Copy each line that contains the word "kvartalet".

····················

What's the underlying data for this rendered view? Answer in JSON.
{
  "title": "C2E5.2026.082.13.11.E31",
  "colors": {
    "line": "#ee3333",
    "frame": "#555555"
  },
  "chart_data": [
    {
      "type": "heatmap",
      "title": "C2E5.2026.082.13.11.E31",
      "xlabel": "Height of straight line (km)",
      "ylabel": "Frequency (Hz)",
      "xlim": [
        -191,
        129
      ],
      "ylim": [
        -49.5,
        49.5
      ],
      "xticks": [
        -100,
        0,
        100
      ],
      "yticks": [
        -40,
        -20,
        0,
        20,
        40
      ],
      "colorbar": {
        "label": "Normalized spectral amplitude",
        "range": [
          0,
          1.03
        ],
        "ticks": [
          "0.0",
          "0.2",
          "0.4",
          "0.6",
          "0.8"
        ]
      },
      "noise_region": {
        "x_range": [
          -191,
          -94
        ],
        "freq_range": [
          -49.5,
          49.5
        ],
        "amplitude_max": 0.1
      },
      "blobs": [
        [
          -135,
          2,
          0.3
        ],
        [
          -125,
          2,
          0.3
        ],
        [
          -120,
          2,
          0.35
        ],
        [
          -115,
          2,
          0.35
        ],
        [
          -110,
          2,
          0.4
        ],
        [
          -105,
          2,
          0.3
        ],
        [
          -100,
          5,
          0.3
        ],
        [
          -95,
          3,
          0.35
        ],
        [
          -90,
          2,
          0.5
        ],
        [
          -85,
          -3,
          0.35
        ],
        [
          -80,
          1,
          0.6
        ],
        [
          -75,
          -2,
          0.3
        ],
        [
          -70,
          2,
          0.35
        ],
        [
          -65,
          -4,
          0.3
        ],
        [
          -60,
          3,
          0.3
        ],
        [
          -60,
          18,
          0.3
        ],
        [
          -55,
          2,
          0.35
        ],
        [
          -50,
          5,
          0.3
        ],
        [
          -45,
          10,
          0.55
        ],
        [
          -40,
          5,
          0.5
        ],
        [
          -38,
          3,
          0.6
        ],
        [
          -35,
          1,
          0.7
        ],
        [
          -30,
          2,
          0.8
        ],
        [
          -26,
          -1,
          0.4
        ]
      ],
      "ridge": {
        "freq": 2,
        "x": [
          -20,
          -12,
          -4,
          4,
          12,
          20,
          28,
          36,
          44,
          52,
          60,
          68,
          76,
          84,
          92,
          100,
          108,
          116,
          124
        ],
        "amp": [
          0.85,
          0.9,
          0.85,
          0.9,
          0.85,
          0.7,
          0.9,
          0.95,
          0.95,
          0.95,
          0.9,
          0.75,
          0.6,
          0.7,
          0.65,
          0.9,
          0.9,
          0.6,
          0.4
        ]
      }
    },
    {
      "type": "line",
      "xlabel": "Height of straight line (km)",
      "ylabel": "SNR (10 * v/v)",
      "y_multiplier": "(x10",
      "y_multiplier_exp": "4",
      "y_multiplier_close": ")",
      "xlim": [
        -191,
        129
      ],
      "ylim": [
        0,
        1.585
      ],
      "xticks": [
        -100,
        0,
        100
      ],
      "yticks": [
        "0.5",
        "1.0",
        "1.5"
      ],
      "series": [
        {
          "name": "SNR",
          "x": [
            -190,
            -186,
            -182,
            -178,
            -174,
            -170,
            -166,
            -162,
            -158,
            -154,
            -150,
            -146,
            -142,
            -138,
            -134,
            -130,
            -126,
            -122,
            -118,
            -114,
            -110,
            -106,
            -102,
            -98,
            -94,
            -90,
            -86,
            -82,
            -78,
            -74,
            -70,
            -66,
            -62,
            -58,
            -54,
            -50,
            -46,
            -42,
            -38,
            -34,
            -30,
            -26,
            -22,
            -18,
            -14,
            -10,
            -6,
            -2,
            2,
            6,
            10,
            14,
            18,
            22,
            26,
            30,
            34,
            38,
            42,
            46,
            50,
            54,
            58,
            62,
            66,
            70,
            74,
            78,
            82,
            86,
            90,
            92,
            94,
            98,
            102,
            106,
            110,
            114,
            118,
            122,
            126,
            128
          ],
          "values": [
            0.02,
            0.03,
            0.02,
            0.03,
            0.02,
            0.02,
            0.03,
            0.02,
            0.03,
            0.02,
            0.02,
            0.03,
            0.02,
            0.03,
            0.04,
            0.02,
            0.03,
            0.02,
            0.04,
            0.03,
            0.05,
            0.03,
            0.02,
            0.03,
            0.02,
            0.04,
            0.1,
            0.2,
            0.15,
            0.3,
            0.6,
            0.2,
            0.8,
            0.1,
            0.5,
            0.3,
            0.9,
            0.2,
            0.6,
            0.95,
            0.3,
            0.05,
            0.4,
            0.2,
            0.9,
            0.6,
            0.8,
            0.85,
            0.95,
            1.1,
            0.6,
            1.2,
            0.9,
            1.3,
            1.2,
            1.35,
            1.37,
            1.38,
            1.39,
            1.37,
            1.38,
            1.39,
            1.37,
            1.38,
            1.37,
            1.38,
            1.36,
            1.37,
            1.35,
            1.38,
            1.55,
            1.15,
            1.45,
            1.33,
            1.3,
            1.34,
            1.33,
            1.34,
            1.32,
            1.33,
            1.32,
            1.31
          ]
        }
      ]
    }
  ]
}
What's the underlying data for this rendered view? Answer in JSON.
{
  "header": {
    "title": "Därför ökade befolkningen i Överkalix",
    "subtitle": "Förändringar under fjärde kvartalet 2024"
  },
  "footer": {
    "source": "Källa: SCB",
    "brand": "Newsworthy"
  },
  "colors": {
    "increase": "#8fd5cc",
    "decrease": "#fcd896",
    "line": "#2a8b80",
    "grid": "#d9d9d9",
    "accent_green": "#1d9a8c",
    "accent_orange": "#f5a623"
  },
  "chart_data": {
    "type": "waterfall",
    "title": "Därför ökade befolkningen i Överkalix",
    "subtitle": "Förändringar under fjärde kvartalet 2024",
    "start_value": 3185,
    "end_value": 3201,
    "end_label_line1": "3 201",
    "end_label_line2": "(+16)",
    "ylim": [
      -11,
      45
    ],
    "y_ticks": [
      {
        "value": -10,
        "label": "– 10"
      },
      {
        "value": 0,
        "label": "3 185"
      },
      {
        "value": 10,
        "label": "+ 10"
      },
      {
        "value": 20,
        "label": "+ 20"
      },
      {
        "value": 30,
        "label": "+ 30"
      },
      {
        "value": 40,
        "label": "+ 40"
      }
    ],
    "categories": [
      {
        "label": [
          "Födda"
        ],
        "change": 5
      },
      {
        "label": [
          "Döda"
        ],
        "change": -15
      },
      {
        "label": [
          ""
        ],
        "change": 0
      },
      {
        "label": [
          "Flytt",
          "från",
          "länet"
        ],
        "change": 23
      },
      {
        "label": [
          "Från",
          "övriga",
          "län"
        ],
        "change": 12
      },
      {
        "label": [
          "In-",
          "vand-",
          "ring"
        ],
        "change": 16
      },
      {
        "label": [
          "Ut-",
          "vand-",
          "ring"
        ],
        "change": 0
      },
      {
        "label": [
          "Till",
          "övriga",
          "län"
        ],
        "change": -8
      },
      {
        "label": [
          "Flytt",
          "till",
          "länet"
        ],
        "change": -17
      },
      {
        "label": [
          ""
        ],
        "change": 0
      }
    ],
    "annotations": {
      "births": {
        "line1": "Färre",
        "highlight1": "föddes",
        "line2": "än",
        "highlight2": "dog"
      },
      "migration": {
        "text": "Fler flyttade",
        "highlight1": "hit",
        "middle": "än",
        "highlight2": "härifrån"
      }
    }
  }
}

····················

■ Answer to the task ■
    "subtitle": "Förändringar under fjärde kvartalet 2024"
    "subtitle": "Förändringar under fjärde kvartalet 2024",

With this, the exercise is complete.